● **Exercise details**
Go through the listing beneath this task and return every line that carries the string "драматического".

# start of Data rows

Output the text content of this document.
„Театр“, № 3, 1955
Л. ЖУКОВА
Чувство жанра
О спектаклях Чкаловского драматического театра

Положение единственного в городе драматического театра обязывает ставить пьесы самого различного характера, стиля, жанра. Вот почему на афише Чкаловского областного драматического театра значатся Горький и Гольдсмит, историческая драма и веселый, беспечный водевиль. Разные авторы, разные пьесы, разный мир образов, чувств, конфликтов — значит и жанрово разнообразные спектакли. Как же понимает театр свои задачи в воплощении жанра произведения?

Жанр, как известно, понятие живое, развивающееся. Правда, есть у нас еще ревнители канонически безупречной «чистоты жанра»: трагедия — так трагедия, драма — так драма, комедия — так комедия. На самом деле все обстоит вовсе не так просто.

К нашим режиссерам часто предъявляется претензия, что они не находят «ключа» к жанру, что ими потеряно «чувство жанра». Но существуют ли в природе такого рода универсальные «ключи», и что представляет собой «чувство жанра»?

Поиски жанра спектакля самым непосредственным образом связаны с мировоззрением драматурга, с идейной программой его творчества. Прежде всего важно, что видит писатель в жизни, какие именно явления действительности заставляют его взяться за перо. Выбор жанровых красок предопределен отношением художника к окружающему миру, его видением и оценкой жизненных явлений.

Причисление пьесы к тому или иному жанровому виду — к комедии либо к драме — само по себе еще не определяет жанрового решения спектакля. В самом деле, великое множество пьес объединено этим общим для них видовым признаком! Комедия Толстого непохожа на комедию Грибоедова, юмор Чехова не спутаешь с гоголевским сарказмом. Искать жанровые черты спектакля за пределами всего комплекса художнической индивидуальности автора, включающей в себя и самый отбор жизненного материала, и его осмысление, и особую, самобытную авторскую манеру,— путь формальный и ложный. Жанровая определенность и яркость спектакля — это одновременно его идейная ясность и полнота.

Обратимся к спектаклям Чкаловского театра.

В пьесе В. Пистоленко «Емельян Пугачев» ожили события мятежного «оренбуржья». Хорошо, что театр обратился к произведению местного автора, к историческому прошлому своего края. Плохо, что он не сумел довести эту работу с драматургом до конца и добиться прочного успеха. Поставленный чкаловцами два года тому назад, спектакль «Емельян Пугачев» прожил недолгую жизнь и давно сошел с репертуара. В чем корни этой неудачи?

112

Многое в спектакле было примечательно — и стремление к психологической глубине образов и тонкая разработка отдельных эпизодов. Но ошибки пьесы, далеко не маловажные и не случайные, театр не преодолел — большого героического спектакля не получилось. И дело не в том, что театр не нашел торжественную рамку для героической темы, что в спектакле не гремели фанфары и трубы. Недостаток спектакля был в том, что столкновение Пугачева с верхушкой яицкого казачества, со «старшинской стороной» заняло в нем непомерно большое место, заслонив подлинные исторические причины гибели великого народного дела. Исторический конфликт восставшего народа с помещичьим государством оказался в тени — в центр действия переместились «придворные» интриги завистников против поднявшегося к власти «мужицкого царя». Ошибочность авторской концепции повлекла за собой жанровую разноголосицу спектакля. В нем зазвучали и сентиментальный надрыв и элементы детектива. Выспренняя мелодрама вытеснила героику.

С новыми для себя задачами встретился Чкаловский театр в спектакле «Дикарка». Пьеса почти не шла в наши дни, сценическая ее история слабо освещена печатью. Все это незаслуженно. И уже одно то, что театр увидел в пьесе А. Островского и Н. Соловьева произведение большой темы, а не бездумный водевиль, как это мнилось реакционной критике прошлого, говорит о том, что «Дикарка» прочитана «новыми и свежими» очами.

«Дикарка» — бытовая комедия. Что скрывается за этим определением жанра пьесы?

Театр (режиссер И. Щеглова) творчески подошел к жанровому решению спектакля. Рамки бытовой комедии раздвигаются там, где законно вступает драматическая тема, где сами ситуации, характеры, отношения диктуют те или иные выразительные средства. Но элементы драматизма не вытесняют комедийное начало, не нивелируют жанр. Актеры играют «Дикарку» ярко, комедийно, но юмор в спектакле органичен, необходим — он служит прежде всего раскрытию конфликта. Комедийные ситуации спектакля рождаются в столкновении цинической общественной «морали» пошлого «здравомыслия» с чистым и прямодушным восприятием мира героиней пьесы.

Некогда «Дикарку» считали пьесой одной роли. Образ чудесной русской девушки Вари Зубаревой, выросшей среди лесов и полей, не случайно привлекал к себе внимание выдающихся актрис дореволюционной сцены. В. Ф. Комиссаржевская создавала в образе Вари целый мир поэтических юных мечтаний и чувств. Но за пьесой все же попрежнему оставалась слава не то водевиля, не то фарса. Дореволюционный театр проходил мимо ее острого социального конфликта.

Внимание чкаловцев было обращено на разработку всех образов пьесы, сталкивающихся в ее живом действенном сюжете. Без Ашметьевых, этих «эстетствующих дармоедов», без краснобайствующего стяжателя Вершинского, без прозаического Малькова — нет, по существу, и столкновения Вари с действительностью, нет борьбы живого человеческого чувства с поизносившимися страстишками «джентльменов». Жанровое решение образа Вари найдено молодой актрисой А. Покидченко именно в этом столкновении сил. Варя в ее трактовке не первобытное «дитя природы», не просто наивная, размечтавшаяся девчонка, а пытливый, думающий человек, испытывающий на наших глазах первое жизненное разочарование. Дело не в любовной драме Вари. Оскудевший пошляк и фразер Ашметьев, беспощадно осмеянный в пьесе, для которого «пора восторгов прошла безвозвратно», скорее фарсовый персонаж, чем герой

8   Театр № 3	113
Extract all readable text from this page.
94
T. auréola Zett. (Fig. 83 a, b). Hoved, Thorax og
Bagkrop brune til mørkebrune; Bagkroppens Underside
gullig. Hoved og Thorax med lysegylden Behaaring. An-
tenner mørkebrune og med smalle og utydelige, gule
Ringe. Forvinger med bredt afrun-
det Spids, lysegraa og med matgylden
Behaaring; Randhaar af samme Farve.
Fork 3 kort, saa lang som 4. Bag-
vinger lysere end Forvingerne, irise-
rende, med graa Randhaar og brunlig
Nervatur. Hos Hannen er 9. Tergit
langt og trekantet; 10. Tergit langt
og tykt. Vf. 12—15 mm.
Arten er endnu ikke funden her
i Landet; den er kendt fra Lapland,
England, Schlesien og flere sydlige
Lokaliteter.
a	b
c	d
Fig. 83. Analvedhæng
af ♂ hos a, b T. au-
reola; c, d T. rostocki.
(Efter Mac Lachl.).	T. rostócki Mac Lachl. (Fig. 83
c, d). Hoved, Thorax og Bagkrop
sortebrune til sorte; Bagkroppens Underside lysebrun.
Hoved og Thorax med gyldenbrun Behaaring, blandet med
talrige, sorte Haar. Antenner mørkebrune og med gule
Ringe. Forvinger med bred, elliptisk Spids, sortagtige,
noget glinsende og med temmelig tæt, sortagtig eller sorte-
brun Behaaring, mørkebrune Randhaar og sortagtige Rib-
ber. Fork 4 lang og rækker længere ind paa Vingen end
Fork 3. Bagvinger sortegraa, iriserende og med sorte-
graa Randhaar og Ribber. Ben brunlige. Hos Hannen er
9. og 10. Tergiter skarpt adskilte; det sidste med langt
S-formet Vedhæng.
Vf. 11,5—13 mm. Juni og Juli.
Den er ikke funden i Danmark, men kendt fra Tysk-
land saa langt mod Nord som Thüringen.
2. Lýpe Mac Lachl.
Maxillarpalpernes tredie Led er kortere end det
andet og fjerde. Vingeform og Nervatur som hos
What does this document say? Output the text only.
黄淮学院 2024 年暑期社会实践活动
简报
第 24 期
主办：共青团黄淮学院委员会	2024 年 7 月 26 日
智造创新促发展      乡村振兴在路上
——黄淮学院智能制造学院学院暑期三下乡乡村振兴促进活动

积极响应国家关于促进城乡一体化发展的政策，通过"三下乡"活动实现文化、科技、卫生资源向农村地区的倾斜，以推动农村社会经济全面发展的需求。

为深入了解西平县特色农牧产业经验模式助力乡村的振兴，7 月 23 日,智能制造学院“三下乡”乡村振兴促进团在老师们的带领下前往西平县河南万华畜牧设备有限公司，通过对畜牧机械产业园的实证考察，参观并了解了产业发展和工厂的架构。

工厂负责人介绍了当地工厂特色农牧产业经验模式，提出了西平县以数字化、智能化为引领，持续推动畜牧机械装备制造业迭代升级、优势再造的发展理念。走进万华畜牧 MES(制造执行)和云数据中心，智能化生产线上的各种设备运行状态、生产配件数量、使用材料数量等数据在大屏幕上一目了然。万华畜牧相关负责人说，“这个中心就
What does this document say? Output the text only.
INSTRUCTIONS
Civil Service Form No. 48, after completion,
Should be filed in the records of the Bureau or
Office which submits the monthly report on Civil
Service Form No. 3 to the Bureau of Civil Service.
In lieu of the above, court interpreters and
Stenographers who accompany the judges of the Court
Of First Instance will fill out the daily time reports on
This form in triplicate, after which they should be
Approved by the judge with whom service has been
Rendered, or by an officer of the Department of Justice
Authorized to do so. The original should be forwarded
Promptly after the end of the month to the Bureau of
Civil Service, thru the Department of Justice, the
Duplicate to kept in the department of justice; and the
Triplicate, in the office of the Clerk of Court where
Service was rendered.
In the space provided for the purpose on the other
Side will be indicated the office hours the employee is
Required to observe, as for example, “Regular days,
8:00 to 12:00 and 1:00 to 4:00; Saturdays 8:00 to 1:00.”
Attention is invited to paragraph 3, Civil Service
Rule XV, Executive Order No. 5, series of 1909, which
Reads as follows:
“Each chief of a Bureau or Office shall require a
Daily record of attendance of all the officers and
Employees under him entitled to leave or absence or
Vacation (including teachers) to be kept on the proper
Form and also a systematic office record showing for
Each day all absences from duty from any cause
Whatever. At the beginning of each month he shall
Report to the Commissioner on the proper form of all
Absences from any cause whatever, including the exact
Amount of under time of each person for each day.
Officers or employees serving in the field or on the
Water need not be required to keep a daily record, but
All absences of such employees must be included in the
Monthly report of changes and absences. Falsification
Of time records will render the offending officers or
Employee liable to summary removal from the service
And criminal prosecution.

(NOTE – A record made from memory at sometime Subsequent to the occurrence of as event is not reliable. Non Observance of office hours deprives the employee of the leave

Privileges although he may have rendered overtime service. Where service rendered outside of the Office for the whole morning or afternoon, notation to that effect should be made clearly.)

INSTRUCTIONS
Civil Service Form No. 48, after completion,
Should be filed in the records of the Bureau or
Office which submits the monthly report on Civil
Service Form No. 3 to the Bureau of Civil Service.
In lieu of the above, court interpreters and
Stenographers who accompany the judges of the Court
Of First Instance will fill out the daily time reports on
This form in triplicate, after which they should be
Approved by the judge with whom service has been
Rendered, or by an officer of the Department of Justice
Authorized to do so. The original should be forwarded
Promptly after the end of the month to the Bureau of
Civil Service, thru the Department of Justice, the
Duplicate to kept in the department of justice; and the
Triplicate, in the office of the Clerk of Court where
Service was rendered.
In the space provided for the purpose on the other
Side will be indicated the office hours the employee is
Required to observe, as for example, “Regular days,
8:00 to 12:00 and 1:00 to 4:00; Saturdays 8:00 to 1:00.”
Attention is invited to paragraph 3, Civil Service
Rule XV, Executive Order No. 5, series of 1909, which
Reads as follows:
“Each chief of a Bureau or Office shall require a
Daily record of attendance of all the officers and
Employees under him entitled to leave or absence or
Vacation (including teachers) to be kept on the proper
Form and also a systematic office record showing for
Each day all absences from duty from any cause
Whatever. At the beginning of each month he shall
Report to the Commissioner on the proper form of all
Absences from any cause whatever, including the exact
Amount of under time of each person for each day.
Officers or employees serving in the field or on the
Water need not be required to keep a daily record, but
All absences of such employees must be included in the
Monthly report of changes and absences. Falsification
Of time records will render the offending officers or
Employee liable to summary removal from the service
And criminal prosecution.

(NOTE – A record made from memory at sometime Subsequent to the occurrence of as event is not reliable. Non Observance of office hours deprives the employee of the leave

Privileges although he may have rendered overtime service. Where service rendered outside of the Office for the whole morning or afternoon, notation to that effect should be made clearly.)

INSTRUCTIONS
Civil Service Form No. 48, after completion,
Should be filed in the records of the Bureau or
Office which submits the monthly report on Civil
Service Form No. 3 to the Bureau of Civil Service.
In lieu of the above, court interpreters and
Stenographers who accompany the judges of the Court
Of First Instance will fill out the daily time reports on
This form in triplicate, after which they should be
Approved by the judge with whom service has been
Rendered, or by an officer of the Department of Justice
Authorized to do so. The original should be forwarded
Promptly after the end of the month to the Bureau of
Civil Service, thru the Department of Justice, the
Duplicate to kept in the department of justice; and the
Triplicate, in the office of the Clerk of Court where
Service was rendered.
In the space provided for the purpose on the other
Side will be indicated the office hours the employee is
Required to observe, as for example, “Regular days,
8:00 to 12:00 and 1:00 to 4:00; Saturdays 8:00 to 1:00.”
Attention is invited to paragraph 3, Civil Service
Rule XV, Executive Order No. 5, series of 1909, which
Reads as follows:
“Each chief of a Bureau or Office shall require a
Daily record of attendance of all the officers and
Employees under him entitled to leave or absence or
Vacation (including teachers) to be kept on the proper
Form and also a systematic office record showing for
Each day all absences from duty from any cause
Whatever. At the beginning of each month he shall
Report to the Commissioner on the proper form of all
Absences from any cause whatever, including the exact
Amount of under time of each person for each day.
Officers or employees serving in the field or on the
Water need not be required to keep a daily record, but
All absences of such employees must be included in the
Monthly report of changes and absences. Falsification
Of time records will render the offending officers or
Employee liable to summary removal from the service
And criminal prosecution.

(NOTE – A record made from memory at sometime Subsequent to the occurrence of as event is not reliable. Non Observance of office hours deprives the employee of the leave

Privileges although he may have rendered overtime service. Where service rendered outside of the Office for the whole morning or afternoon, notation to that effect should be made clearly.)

# end of Data rows

● **Correct output**
О спектаклях Чкаловского драматического театра
Положение единственного в городе драматического театра обязывает ставить пьесы самого различного характера, стиля, жанра. Вот почему на афише Чкаловского областного драматического театра значатся Горький и Гольдсмит, историческая драма и веселый, беспечный водевиль. Разные авторы, разные пьесы, разный мир образов, чувств, конфликтов — значит и жанрово разнообразные спектакли. Как же понимает театр свои задачи в воплощении жанра произведения?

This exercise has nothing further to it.